• _WHAT THE TASK ASKS_:
Repeat the data word for word. Do not include the pictures.

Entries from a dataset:

▼▼▼

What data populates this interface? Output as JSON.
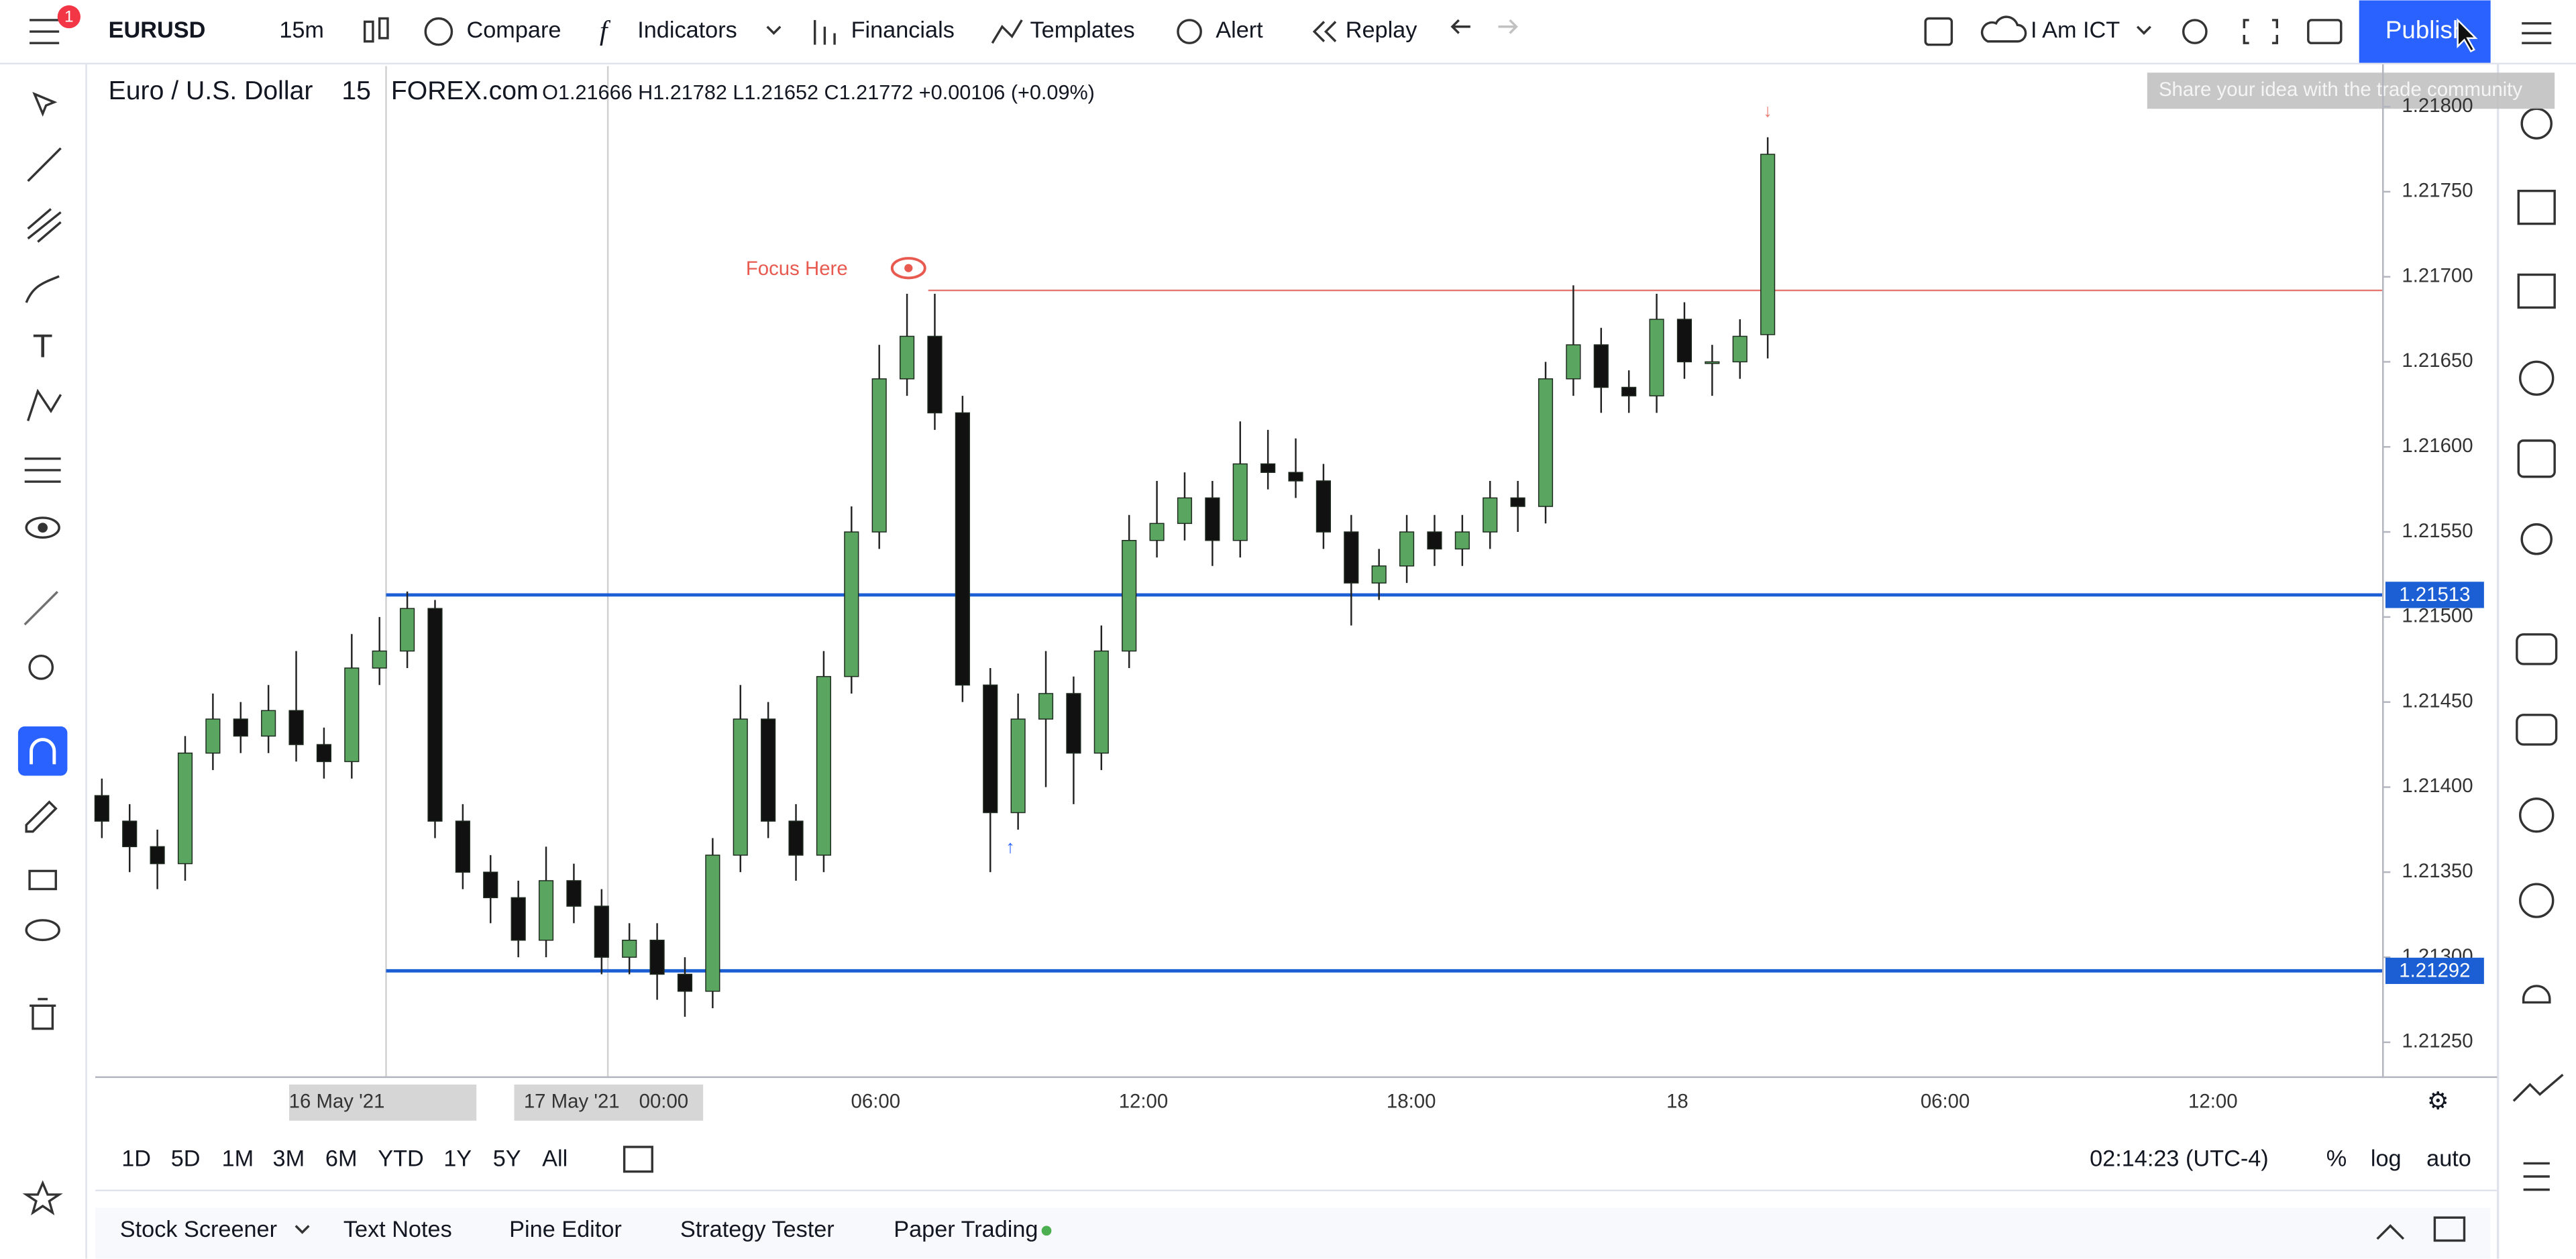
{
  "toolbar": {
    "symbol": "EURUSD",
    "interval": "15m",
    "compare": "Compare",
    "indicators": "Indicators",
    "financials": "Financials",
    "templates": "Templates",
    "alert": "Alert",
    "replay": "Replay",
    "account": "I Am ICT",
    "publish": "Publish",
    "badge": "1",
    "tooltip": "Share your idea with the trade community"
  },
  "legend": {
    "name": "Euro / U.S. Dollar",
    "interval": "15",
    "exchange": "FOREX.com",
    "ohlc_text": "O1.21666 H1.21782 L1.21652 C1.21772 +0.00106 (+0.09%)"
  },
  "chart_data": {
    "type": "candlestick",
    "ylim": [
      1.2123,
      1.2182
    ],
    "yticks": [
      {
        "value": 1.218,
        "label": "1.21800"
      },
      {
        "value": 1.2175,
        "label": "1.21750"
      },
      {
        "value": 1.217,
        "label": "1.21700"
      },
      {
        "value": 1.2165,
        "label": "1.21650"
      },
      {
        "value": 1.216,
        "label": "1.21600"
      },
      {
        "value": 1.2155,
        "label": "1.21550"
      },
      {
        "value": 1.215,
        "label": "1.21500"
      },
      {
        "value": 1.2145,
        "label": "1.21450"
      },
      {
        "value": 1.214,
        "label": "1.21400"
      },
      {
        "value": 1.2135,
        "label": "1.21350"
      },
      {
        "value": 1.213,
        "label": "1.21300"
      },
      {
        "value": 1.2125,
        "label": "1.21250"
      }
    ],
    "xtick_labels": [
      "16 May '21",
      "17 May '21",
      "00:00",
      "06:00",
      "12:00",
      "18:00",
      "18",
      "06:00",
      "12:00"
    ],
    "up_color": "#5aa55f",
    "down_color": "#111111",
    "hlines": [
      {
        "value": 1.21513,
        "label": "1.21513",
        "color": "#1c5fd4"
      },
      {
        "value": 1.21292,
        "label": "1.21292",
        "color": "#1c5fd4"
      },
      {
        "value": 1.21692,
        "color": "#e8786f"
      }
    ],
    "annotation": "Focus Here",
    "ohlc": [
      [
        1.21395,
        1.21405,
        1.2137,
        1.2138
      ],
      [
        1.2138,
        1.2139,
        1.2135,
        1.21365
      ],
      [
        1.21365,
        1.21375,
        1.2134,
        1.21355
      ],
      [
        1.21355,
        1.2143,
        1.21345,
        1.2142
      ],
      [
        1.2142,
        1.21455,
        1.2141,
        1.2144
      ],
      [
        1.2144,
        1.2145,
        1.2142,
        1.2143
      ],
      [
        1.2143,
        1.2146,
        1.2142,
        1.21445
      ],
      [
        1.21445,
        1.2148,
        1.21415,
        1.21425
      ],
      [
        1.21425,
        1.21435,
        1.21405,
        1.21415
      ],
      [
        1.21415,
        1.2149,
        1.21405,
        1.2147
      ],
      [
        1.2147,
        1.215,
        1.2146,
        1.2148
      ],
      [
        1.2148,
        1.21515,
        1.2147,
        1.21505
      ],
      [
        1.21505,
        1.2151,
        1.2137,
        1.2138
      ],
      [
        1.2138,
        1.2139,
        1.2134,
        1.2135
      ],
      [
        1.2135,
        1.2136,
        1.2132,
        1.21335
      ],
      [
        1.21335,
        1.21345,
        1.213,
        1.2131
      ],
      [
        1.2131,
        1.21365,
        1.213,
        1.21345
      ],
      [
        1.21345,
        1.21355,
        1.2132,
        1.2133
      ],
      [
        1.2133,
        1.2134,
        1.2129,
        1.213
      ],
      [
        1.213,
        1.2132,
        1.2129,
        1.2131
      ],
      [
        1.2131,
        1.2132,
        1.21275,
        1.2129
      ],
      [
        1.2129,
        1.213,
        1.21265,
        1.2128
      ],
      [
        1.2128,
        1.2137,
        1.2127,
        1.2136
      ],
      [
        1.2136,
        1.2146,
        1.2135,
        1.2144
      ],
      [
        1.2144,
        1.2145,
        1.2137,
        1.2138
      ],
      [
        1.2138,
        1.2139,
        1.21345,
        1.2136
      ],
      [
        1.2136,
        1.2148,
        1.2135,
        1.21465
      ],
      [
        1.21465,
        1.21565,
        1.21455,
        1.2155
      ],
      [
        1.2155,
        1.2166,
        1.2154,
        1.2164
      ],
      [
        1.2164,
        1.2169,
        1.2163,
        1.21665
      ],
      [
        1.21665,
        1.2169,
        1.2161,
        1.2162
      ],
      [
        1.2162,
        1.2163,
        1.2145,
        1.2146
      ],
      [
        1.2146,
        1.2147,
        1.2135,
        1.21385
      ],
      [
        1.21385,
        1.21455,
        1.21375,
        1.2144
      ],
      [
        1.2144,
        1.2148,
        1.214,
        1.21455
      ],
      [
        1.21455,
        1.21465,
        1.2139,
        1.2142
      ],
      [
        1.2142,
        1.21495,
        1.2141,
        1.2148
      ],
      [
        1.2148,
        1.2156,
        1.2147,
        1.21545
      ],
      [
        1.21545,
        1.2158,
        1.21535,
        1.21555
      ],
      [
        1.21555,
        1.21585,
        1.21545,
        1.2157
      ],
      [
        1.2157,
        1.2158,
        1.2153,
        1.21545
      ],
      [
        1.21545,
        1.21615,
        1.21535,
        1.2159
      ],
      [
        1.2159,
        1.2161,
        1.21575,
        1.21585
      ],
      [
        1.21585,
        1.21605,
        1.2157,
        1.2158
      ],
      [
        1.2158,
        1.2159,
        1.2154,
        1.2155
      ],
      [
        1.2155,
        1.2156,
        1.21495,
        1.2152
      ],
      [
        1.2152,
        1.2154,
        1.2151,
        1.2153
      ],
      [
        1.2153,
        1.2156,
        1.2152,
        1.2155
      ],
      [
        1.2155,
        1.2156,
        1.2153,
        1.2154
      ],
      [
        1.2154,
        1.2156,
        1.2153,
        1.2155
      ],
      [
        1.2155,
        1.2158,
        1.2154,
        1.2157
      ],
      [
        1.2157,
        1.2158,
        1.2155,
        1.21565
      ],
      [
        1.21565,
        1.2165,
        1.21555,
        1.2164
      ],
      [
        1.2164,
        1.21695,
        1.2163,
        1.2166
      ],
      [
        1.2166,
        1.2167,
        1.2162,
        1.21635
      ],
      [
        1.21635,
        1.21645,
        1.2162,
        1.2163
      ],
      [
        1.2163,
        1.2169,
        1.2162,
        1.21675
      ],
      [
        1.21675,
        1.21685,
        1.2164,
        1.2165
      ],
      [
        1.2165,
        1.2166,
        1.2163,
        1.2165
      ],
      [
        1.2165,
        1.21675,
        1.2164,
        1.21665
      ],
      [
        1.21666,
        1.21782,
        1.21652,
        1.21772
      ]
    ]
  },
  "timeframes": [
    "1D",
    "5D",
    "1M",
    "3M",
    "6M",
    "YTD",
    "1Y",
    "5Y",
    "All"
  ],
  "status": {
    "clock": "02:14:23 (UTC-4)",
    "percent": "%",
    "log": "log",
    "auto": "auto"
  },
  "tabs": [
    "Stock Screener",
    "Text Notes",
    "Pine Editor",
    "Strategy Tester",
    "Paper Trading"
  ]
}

▲▲▲

• _RIGHT ANSWER_:
What data populates this interface? Output as JSON.
{
  "toolbar": {
    "symbol": "EURUSD",
    "interval": "15m",
    "compare": "Compare",
    "indicators": "Indicators",
    "financials": "Financials",
    "templates": "Templates",
    "alert": "Alert",
    "replay": "Replay",
    "account": "I Am ICT",
    "publish": "Publish",
    "badge": "1",
    "tooltip": "Share your idea with the trade community"
  },
  "legend": {
    "name": "Euro / U.S. Dollar",
    "interval": "15",
    "exchange": "FOREX.com",
    "ohlc_text": "O1.21666 H1.21782 L1.21652 C1.21772 +0.00106 (+0.09%)"
  },
  "chart_data": {
    "type": "candlestick",
    "ylim": [
      1.2123,
      1.2182
    ],
    "yticks": [
      {
        "value": 1.218,
        "label": "1.21800"
      },
      {
        "value": 1.2175,
        "label": "1.21750"
      },
      {
        "value": 1.217,
        "label": "1.21700"
      },
      {
        "value": 1.2165,
        "label": "1.21650"
      },
      {
        "value": 1.216,
        "label": "1.21600"
      },
      {
        "value": 1.2155,
        "label": "1.21550"
      },
      {
        "value": 1.215,
        "label": "1.21500"
      },
      {
        "value": 1.2145,
        "label": "1.21450"
      },
      {
        "value": 1.214,
        "label": "1.21400"
      },
      {
        "value": 1.2135,
        "label": "1.21350"
      },
      {
        "value": 1.213,
        "label": "1.21300"
      },
      {
        "value": 1.2125,
        "label": "1.21250"
      }
    ],
    "xtick_labels": [
      "16 May '21",
      "17 May '21",
      "00:00",
      "06:00",
      "12:00",
      "18:00",
      "18",
      "06:00",
      "12:00"
    ],
    "up_color": "#5aa55f",
    "down_color": "#111111",
    "hlines": [
      {
        "value": 1.21513,
        "label": "1.21513",
        "color": "#1c5fd4"
      },
      {
        "value": 1.21292,
        "label": "1.21292",
        "color": "#1c5fd4"
      },
      {
        "value": 1.21692,
        "color": "#e8786f"
      }
    ],
    "annotation": "Focus Here",
    "ohlc": [
      [
        1.21395,
        1.21405,
        1.2137,
        1.2138
      ],
      [
        1.2138,
        1.2139,
        1.2135,
        1.21365
      ],
      [
        1.21365,
        1.21375,
        1.2134,
        1.21355
      ],
      [
        1.21355,
        1.2143,
        1.21345,
        1.2142
      ],
      [
        1.2142,
        1.21455,
        1.2141,
        1.2144
      ],
      [
        1.2144,
        1.2145,
        1.2142,
        1.2143
      ],
      [
        1.2143,
        1.2146,
        1.2142,
        1.21445
      ],
      [
        1.21445,
        1.2148,
        1.21415,
        1.21425
      ],
      [
        1.21425,
        1.21435,
        1.21405,
        1.21415
      ],
      [
        1.21415,
        1.2149,
        1.21405,
        1.2147
      ],
      [
        1.2147,
        1.215,
        1.2146,
        1.2148
      ],
      [
        1.2148,
        1.21515,
        1.2147,
        1.21505
      ],
      [
        1.21505,
        1.2151,
        1.2137,
        1.2138
      ],
      [
        1.2138,
        1.2139,
        1.2134,
        1.2135
      ],
      [
        1.2135,
        1.2136,
        1.2132,
        1.21335
      ],
      [
        1.21335,
        1.21345,
        1.213,
        1.2131
      ],
      [
        1.2131,
        1.21365,
        1.213,
        1.21345
      ],
      [
        1.21345,
        1.21355,
        1.2132,
        1.2133
      ],
      [
        1.2133,
        1.2134,
        1.2129,
        1.213
      ],
      [
        1.213,
        1.2132,
        1.2129,
        1.2131
      ],
      [
        1.2131,
        1.2132,
        1.21275,
        1.2129
      ],
      [
        1.2129,
        1.213,
        1.21265,
        1.2128
      ],
      [
        1.2128,
        1.2137,
        1.2127,
        1.2136
      ],
      [
        1.2136,
        1.2146,
        1.2135,
        1.2144
      ],
      [
        1.2144,
        1.2145,
        1.2137,
        1.2138
      ],
      [
        1.2138,
        1.2139,
        1.21345,
        1.2136
      ],
      [
        1.2136,
        1.2148,
        1.2135,
        1.21465
      ],
      [
        1.21465,
        1.21565,
        1.21455,
        1.2155
      ],
      [
        1.2155,
        1.2166,
        1.2154,
        1.2164
      ],
      [
        1.2164,
        1.2169,
        1.2163,
        1.21665
      ],
      [
        1.21665,
        1.2169,
        1.2161,
        1.2162
      ],
      [
        1.2162,
        1.2163,
        1.2145,
        1.2146
      ],
      [
        1.2146,
        1.2147,
        1.2135,
        1.21385
      ],
      [
        1.21385,
        1.21455,
        1.21375,
        1.2144
      ],
      [
        1.2144,
        1.2148,
        1.214,
        1.21455
      ],
      [
        1.21455,
        1.21465,
        1.2139,
        1.2142
      ],
      [
        1.2142,
        1.21495,
        1.2141,
        1.2148
      ],
      [
        1.2148,
        1.2156,
        1.2147,
        1.21545
      ],
      [
        1.21545,
        1.2158,
        1.21535,
        1.21555
      ],
      [
        1.21555,
        1.21585,
        1.21545,
        1.2157
      ],
      [
        1.2157,
        1.2158,
        1.2153,
        1.21545
      ],
      [
        1.21545,
        1.21615,
        1.21535,
        1.2159
      ],
      [
        1.2159,
        1.2161,
        1.21575,
        1.21585
      ],
      [
        1.21585,
        1.21605,
        1.2157,
        1.2158
      ],
      [
        1.2158,
        1.2159,
        1.2154,
        1.2155
      ],
      [
        1.2155,
        1.2156,
        1.21495,
        1.2152
      ],
      [
        1.2152,
        1.2154,
        1.2151,
        1.2153
      ],
      [
        1.2153,
        1.2156,
        1.2152,
        1.2155
      ],
      [
        1.2155,
        1.2156,
        1.2153,
        1.2154
      ],
      [
        1.2154,
        1.2156,
        1.2153,
        1.2155
      ],
      [
        1.2155,
        1.2158,
        1.2154,
        1.2157
      ],
      [
        1.2157,
        1.2158,
        1.2155,
        1.21565
      ],
      [
        1.21565,
        1.2165,
        1.21555,
        1.2164
      ],
      [
        1.2164,
        1.21695,
        1.2163,
        1.2166
      ],
      [
        1.2166,
        1.2167,
        1.2162,
        1.21635
      ],
      [
        1.21635,
        1.21645,
        1.2162,
        1.2163
      ],
      [
        1.2163,
        1.2169,
        1.2162,
        1.21675
      ],
      [
        1.21675,
        1.21685,
        1.2164,
        1.2165
      ],
      [
        1.2165,
        1.2166,
        1.2163,
        1.2165
      ],
      [
        1.2165,
        1.21675,
        1.2164,
        1.21665
      ],
      [
        1.21666,
        1.21782,
        1.21652,
        1.21772
      ]
    ]
  },
  "timeframes": [
    "1D",
    "5D",
    "1M",
    "3M",
    "6M",
    "YTD",
    "1Y",
    "5Y",
    "All"
  ],
  "status": {
    "clock": "02:14:23 (UTC-4)",
    "percent": "%",
    "log": "log",
    "auto": "auto"
  },
  "tabs": [
    "Stock Screener",
    "Text Notes",
    "Pine Editor",
    "Strategy Tester",
    "Paper Trading"
  ]
}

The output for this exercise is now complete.